» Your task
Each entry needs to be restated exactly as written.
[Start Input records]
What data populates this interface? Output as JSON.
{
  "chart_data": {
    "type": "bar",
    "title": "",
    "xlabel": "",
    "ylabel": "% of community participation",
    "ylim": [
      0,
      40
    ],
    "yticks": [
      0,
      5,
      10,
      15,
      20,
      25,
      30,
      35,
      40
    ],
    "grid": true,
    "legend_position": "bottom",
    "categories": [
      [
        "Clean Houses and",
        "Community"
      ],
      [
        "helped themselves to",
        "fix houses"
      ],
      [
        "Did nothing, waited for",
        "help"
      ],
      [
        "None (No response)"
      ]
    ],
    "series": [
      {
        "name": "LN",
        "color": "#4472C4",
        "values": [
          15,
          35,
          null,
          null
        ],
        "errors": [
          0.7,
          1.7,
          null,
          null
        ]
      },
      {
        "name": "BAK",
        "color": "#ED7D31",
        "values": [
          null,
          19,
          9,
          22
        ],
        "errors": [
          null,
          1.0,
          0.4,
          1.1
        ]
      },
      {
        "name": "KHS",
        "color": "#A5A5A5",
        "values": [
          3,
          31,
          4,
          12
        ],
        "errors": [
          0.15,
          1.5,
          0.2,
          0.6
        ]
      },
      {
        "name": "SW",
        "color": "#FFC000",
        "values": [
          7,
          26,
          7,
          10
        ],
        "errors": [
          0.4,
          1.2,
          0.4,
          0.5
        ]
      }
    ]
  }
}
[End Input records]
» Task result
What data populates this interface? Output as JSON.
{
  "chart_data": {
    "type": "bar",
    "title": "",
    "xlabel": "",
    "ylabel": "% of community participation",
    "ylim": [
      0,
      40
    ],
    "yticks": [
      0,
      5,
      10,
      15,
      20,
      25,
      30,
      35,
      40
    ],
    "grid": true,
    "legend_position": "bottom",
    "categories": [
      [
        "Clean Houses and",
        "Community"
      ],
      [
        "helped themselves to",
        "fix houses"
      ],
      [
        "Did nothing, waited for",
        "help"
      ],
      [
        "None (No response)"
      ]
    ],
    "series": [
      {
        "name": "LN",
        "color": "#4472C4",
        "values": [
          15,
          35,
          null,
          null
        ],
        "errors": [
          0.7,
          1.7,
          null,
          null
        ]
      },
      {
        "name": "BAK",
        "color": "#ED7D31",
        "values": [
          null,
          19,
          9,
          22
        ],
        "errors": [
          null,
          1.0,
          0.4,
          1.1
        ]
      },
      {
        "name": "KHS",
        "color": "#A5A5A5",
        "values": [
          3,
          31,
          4,
          12
        ],
        "errors": [
          0.15,
          1.5,
          0.2,
          0.6
        ]
      },
      {
        "name": "SW",
        "color": "#FFC000",
        "values": [
          7,
          26,
          7,
          10
        ],
        "errors": [
          0.4,
          1.2,
          0.4,
          0.5
        ]
      }
    ]
  }
}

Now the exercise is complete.